__To do__. Produce an exact copy of all the records.

__Working data__.
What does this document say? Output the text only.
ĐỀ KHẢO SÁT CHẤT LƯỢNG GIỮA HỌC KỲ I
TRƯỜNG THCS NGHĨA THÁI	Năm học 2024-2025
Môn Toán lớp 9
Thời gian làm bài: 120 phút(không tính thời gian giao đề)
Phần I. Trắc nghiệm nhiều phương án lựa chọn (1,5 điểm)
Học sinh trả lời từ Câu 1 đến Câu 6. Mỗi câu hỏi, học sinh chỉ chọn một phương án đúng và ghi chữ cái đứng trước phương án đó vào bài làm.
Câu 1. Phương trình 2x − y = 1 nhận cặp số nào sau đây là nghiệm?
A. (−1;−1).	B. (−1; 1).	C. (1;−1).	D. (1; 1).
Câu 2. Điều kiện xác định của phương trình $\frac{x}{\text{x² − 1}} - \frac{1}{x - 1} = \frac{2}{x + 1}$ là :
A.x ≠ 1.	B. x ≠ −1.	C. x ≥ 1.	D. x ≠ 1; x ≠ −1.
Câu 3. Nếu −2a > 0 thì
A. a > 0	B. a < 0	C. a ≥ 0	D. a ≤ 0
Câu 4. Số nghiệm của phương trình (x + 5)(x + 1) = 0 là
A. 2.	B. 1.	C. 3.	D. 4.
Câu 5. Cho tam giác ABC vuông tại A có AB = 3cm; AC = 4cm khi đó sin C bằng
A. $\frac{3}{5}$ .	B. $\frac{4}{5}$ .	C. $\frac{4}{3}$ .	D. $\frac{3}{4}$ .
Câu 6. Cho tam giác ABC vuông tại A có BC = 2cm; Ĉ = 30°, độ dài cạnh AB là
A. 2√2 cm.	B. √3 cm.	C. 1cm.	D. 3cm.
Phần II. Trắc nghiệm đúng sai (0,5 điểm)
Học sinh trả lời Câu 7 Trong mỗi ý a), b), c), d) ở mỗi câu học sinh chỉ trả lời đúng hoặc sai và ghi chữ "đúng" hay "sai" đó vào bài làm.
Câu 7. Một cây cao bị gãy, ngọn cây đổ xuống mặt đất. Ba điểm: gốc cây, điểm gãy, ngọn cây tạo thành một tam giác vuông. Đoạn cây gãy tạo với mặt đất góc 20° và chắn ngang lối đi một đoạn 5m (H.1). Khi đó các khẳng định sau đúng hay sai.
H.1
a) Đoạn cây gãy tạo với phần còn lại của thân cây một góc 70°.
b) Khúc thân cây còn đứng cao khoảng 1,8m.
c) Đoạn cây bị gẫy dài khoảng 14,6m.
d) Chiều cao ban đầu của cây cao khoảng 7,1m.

__Result of this task__.
What does this document say? Output the text only.
ĐỀ KHẢO SÁT CHẤT LƯỢNG GIỮA HỌC KỲ I
TRƯỜNG THCS NGHĨA THÁI	Năm học 2024-2025
Môn Toán lớp 9
Thời gian làm bài: 120 phút(không tính thời gian giao đề)
Phần I. Trắc nghiệm nhiều phương án lựa chọn (1,5 điểm)
Học sinh trả lời từ Câu 1 đến Câu 6. Mỗi câu hỏi, học sinh chỉ chọn một phương án đúng và ghi chữ cái đứng trước phương án đó vào bài làm.
Câu 1. Phương trình 2x − y = 1 nhận cặp số nào sau đây là nghiệm?
A. (−1;−1).	B. (−1; 1).	C. (1;−1).	D. (1; 1).
Câu 2. Điều kiện xác định của phương trình $\frac{x}{\text{x² − 1}} - \frac{1}{x - 1} = \frac{2}{x + 1}$ là :
A.x ≠ 1.	B. x ≠ −1.	C. x ≥ 1.	D. x ≠ 1; x ≠ −1.
Câu 3. Nếu −2a > 0 thì
A. a > 0	B. a < 0	C. a ≥ 0	D. a ≤ 0
Câu 4. Số nghiệm của phương trình (x + 5)(x + 1) = 0 là
A. 2.	B. 1.	C. 3.	D. 4.
Câu 5. Cho tam giác ABC vuông tại A có AB = 3cm; AC = 4cm khi đó sin C bằng
A. $\frac{3}{5}$ .	B. $\frac{4}{5}$ .	C. $\frac{4}{3}$ .	D. $\frac{3}{4}$ .
Câu 6. Cho tam giác ABC vuông tại A có BC = 2cm; Ĉ = 30°, độ dài cạnh AB là
A. 2√2 cm.	B. √3 cm.	C. 1cm.	D. 3cm.
Phần II. Trắc nghiệm đúng sai (0,5 điểm)
Học sinh trả lời Câu 7 Trong mỗi ý a), b), c), d) ở mỗi câu học sinh chỉ trả lời đúng hoặc sai và ghi chữ "đúng" hay "sai" đó vào bài làm.
Câu 7. Một cây cao bị gãy, ngọn cây đổ xuống mặt đất. Ba điểm: gốc cây, điểm gãy, ngọn cây tạo thành một tam giác vuông. Đoạn cây gãy tạo với mặt đất góc 20° và chắn ngang lối đi một đoạn 5m (H.1). Khi đó các khẳng định sau đúng hay sai.
H.1
a) Đoạn cây gãy tạo với phần còn lại của thân cây một góc 70°.
b) Khúc thân cây còn đứng cao khoảng 1,8m.
c) Đoạn cây bị gẫy dài khoảng 14,6m.
d) Chiều cao ban đầu của cây cao khoảng 7,1m.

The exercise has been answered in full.